-- PROVIDED PASSAGE follows --
🤖 AI Summary
GPU-accelerated triangular matrix–matrix multiplication (TRMM) and triangular solve (TRSM) kernels suffer from poor portability and inconsistent performance across heterogeneous GPU architectures (NVIDIA, AMD, Apple Silicon).
Method: This paper proposes a unified algorithmic framework based on recursive divide-and-conquer and GEMM redirection. It reformulates TRMM/TRSM as sequences of standard GEMM calls, optimizes memory access patterns and compute–memory overlap, and leverages Julia’s multiple dispatch and metaprogramming to achieve hardware-agnostic abstraction.
Contribution/Results: The implementation—requiring only ~500 lines of code—enables single-API deployment across all target platforms. It delivers the first high-performance TRMM/TRSM implementation on Apple Silicon GPUs; for large matrices, throughput approaches that of cuBLAS and rocBLAS, while cross-architecture performance variance is substantially reduced. This work breaks the long-standing trade-off between high performance and high portability in GPU linear algebra kernels.
-- PROVIDED PASSAGE concluded --
-- MATERIAL SUPPLIED follows --
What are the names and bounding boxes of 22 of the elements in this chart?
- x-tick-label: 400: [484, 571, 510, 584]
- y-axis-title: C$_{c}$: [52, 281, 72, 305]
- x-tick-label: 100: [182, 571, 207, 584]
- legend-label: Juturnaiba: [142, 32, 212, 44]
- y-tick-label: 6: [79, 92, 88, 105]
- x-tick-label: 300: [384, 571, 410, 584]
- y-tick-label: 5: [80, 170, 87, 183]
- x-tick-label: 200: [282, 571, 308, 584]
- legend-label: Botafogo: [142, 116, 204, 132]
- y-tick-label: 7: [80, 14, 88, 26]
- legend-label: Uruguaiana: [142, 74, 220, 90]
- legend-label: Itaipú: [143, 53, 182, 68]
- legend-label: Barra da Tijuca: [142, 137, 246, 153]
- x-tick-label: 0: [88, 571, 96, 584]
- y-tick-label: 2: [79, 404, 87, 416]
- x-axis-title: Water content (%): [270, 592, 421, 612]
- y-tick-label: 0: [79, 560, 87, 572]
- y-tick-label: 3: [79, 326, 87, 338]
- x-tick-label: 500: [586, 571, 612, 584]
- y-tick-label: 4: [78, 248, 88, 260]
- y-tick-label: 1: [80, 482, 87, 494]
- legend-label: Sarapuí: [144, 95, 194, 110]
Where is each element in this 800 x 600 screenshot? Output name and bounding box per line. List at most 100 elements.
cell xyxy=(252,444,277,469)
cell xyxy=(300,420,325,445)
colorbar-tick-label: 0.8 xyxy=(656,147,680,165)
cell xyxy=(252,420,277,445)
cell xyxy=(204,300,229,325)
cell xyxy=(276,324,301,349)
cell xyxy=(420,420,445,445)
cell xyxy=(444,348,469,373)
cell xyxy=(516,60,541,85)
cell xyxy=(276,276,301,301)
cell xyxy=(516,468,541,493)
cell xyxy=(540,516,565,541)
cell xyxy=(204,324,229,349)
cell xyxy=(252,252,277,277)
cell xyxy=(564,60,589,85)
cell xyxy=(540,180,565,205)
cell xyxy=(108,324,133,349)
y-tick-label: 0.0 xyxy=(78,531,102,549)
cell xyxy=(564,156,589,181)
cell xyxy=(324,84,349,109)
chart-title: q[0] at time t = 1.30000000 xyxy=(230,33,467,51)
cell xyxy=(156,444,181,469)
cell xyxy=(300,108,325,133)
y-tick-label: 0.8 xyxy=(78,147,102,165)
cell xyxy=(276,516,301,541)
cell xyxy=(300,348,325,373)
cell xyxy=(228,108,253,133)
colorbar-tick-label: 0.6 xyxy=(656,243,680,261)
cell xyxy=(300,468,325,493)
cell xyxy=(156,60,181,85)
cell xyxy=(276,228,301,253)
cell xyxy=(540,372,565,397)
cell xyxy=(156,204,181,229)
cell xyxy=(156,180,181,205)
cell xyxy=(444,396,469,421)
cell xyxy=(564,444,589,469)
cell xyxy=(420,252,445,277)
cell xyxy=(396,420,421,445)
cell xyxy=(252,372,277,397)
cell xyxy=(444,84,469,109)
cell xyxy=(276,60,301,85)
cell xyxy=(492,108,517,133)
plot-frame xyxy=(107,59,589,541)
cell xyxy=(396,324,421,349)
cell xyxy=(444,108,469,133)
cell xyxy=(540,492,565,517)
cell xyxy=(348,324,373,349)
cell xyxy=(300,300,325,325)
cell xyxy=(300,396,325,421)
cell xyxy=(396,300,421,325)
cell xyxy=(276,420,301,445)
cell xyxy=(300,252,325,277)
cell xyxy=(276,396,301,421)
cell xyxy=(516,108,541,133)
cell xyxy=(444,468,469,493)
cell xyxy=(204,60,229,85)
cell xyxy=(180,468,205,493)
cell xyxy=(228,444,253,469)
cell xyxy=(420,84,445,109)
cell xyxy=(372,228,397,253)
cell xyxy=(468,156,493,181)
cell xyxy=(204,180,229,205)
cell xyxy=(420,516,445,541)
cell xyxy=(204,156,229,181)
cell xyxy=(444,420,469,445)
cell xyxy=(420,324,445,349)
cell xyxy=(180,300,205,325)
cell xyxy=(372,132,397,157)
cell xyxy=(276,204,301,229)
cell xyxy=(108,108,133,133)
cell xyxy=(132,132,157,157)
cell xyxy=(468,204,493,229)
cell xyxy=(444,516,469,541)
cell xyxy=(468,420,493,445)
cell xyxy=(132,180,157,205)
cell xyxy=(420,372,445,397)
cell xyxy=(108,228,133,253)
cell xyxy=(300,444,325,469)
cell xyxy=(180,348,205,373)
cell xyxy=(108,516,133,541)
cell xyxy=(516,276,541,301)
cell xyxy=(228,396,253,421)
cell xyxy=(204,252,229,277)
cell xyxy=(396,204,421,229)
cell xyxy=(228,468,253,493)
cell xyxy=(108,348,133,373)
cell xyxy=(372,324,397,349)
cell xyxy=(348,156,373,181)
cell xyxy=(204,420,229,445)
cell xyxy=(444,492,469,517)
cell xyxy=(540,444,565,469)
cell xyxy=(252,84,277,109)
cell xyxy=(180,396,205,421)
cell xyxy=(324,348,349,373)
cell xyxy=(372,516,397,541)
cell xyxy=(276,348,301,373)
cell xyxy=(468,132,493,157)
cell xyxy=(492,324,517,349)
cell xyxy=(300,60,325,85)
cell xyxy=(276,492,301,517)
-- MATERIAL SUPPLIED concluded --
WORK REQUIRED:
Copy the stretch of the GPU kernel summary from "Method: This paper" through "linear algebra kernels." word for word.

ANSWER TO THIS EXERCISE:
Method: This paper proposes a unified algorithmic framework based on recursive divide-and-conquer and GEMM redirection. It reformulates TRMM/TRSM as sequences of standard GEMM calls, optimizes memory access patterns and compute–memory overlap, and leverages Julia’s multiple dispatch and metaprogramming to achieve hardware-agnostic abstraction.
Contribution/Results: The implementation—requiring only ~500 lines of code—enables single-API deployment across all target platforms. It delivers the first high-performance TRMM/TRSM implementation on Apple Silicon GPUs; for large matrices, throughput approaches that of cuBLAS and rocBLAS, while cross-architecture performance variance is substantially reduced. This work breaks the long-standing trade-off between high performance and high portability in GPU linear algebra kernels.